WHAT THE EXERCISE ASKS —
Starting from the line containing "Enumerate this chart's", write out the rest of the entries exactly, through the final line, including nothing else.

DATA ROWS —

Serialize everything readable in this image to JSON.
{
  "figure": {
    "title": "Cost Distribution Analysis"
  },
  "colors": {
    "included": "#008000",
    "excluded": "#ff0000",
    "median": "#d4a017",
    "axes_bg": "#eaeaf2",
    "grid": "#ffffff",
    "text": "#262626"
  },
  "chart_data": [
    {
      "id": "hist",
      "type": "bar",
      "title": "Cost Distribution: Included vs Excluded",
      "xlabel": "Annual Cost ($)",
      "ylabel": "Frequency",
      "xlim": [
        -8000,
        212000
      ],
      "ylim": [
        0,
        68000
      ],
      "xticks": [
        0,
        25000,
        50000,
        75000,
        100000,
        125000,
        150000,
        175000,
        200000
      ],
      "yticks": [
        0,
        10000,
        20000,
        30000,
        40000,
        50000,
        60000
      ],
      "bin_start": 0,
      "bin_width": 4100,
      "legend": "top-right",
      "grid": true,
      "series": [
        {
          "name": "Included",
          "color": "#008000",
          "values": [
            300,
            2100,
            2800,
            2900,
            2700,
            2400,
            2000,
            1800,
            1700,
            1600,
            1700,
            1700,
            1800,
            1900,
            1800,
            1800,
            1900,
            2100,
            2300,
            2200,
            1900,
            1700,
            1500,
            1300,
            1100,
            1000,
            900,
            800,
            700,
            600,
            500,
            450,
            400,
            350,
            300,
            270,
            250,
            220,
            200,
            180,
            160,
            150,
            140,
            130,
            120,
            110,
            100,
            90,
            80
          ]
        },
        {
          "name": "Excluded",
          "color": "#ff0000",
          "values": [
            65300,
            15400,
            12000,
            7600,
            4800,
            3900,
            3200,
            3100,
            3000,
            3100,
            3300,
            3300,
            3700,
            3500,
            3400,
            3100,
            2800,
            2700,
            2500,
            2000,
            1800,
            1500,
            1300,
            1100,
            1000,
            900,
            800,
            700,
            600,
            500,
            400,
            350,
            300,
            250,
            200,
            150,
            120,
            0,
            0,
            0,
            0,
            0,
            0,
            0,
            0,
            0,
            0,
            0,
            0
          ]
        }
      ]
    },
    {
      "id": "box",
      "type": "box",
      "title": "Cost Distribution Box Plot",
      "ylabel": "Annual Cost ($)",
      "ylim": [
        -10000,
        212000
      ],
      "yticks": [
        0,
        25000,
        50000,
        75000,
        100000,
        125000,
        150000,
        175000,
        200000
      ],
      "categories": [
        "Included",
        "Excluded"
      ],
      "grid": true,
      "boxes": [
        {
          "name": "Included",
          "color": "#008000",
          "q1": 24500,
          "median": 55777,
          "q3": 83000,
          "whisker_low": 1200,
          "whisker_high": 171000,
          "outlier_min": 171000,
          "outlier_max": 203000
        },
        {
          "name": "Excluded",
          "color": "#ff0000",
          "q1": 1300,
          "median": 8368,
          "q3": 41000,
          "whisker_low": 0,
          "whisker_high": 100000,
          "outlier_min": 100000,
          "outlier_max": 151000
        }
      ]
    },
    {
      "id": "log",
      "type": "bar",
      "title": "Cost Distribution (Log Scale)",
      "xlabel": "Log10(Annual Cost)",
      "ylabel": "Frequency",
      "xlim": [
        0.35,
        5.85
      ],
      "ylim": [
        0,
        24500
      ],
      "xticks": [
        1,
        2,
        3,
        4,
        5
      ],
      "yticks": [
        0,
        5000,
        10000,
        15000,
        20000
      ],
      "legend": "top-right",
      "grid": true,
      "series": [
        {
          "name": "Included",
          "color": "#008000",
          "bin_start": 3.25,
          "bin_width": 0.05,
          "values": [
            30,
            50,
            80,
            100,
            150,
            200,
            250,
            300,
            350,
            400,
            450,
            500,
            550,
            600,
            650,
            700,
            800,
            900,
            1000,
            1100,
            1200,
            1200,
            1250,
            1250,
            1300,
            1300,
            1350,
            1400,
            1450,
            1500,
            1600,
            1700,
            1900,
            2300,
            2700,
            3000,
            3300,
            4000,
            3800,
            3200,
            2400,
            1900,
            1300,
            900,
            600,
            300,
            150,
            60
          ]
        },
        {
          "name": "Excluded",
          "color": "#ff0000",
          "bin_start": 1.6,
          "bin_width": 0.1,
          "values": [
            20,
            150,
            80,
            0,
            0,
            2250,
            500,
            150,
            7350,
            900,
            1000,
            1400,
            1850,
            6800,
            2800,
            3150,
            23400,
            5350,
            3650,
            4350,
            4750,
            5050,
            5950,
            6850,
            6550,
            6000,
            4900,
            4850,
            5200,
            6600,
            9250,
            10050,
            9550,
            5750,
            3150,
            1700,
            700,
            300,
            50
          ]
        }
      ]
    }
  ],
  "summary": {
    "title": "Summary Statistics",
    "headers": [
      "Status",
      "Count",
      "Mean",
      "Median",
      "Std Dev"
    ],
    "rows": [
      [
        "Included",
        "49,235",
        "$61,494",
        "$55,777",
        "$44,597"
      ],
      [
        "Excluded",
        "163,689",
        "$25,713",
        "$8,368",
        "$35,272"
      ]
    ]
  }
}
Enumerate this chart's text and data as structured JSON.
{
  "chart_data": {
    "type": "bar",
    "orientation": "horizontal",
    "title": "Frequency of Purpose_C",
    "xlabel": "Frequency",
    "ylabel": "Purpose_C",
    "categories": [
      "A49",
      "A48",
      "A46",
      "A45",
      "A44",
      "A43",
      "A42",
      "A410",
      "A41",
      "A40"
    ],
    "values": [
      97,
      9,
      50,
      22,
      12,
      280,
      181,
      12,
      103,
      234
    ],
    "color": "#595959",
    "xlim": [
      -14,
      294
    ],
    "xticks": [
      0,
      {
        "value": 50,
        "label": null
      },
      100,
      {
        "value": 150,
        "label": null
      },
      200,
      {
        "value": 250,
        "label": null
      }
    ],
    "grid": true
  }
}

RESULT FOR THIS EXERCISE —
Enumerate this chart's text and data as structured JSON.
{
  "chart_data": {
    "type": "bar",
    "orientation": "horizontal",
    "title": "Frequency of Purpose_C",
    "xlabel": "Frequency",
    "ylabel": "Purpose_C",
    "categories": [
      "A49",
      "A48",
      "A46",
      "A45",
      "A44",
      "A43",
      "A42",
      "A410",
      "A41",
      "A40"
    ],
    "values": [
      97,
      9,
      50,
      22,
      12,
      280,
      181,
      12,
      103,
      234
    ],
    "color": "#595959",
    "xlim": [
      -14,
      294
    ],
    "xticks": [
      0,
      {
        "value": 50,
        "label": null
      },
      100,
      {
        "value": 150,
        "label": null
      },
      200,
      {
        "value": 250,
        "label": null
      }
    ],
    "grid": true
  }
}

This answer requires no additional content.